- [DIRECTIONS FOR THIS TASK]: Skip any picture you find and retype all the remaining lines exactly.

(Entries taken from a collection)
:::::

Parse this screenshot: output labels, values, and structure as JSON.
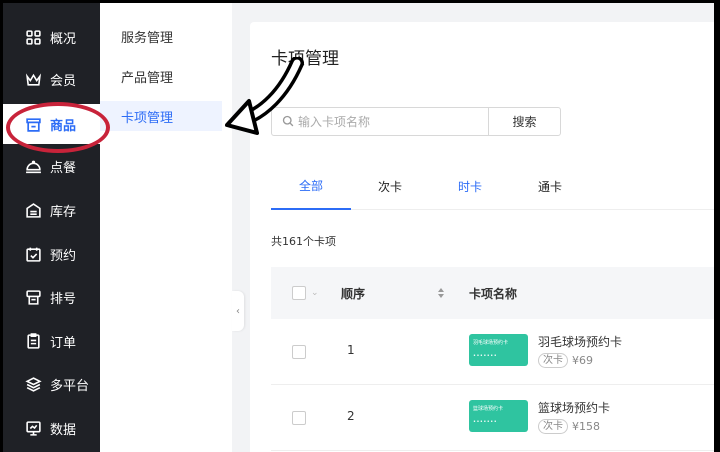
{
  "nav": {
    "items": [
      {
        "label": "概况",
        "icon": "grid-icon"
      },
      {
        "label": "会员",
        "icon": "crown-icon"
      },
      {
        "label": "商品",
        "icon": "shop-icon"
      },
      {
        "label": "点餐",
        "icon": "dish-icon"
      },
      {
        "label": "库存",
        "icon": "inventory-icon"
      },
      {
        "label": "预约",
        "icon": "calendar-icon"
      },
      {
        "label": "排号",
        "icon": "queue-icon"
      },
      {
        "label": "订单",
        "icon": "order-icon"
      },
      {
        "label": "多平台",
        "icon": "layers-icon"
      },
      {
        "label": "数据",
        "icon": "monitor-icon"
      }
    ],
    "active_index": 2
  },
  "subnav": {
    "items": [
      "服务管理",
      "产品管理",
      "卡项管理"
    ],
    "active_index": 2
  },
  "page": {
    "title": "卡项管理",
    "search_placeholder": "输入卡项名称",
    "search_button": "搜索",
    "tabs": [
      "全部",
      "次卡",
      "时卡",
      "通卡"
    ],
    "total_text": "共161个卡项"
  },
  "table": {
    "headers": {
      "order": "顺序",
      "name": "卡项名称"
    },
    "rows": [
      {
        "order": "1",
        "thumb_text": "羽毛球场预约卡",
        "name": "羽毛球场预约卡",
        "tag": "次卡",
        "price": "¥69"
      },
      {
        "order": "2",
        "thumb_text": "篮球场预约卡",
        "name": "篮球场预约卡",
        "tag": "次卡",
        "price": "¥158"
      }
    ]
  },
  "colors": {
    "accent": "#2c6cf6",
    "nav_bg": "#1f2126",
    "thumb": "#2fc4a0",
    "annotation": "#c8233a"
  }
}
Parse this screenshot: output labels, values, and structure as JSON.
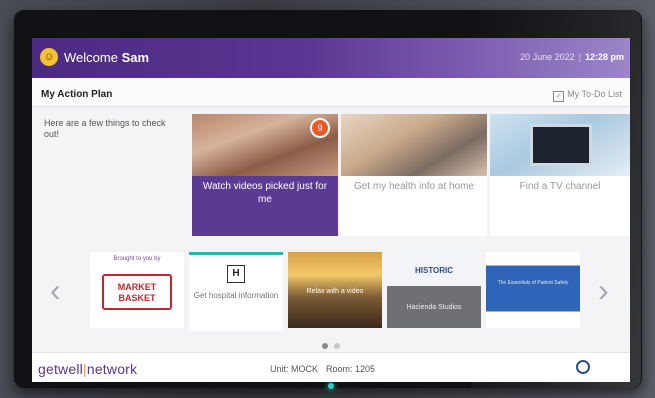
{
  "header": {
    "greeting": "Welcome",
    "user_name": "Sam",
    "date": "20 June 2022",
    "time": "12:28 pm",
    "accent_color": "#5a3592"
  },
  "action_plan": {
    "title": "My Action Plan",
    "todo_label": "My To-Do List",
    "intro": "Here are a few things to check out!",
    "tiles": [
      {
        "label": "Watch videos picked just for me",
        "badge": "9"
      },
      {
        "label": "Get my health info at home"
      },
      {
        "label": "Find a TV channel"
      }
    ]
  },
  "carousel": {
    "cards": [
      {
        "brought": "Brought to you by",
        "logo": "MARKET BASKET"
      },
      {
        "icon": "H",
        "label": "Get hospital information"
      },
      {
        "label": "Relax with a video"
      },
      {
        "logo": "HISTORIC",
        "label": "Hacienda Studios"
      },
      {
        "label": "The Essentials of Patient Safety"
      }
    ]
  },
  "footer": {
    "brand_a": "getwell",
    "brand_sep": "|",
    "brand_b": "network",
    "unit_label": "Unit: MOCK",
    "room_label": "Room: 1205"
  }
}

:::::

- [SOLUTION BELOW]:
Parse this screenshot: output labels, values, and structure as JSON.
{
  "nav": {
    "items": [
      {
        "label": "概况",
        "icon": "grid-icon"
      },
      {
        "label": "会员",
        "icon": "crown-icon"
      },
      {
        "label": "商品",
        "icon": "shop-icon"
      },
      {
        "label": "点餐",
        "icon": "dish-icon"
      },
      {
        "label": "库存",
        "icon": "inventory-icon"
      },
      {
        "label": "预约",
        "icon": "calendar-icon"
      },
      {
        "label": "排号",
        "icon": "queue-icon"
      },
      {
        "label": "订单",
        "icon": "order-icon"
      },
      {
        "label": "多平台",
        "icon": "layers-icon"
      },
      {
        "label": "数据",
        "icon": "monitor-icon"
      }
    ],
    "active_index": 2
  },
  "subnav": {
    "items": [
      "服务管理",
      "产品管理",
      "卡项管理"
    ],
    "active_index": 2
  },
  "page": {
    "title": "卡项管理",
    "search_placeholder": "输入卡项名称",
    "search_button": "搜索",
    "tabs": [
      "全部",
      "次卡",
      "时卡",
      "通卡"
    ],
    "total_text": "共161个卡项"
  },
  "table": {
    "headers": {
      "order": "顺序",
      "name": "卡项名称"
    },
    "rows": [
      {
        "order": "1",
        "thumb_text": "羽毛球场预约卡",
        "name": "羽毛球场预约卡",
        "tag": "次卡",
        "price": "¥69"
      },
      {
        "order": "2",
        "thumb_text": "篮球场预约卡",
        "name": "篮球场预约卡",
        "tag": "次卡",
        "price": "¥158"
      }
    ]
  },
  "colors": {
    "accent": "#2c6cf6",
    "nav_bg": "#1f2126",
    "thumb": "#2fc4a0",
    "annotation": "#c8233a"
  }
}
Parse this screenshot: output labels, values, and structure as JSON.
{
  "header": {
    "greeting": "Welcome",
    "user_name": "Sam",
    "date": "20 June 2022",
    "time": "12:28 pm",
    "accent_color": "#5a3592"
  },
  "action_plan": {
    "title": "My Action Plan",
    "todo_label": "My To-Do List",
    "intro": "Here are a few things to check out!",
    "tiles": [
      {
        "label": "Watch videos picked just for me",
        "badge": "9"
      },
      {
        "label": "Get my health info at home"
      },
      {
        "label": "Find a TV channel"
      }
    ]
  },
  "carousel": {
    "cards": [
      {
        "brought": "Brought to you by",
        "logo": "MARKET BASKET"
      },
      {
        "icon": "H",
        "label": "Get hospital information"
      },
      {
        "label": "Relax with a video"
      },
      {
        "logo": "HISTORIC",
        "label": "Hacienda Studios"
      },
      {
        "label": "The Essentials of Patient Safety"
      }
    ]
  },
  "footer": {
    "brand_a": "getwell",
    "brand_sep": "|",
    "brand_b": "network",
    "unit_label": "Unit: MOCK",
    "room_label": "Room: 1205"
  }
}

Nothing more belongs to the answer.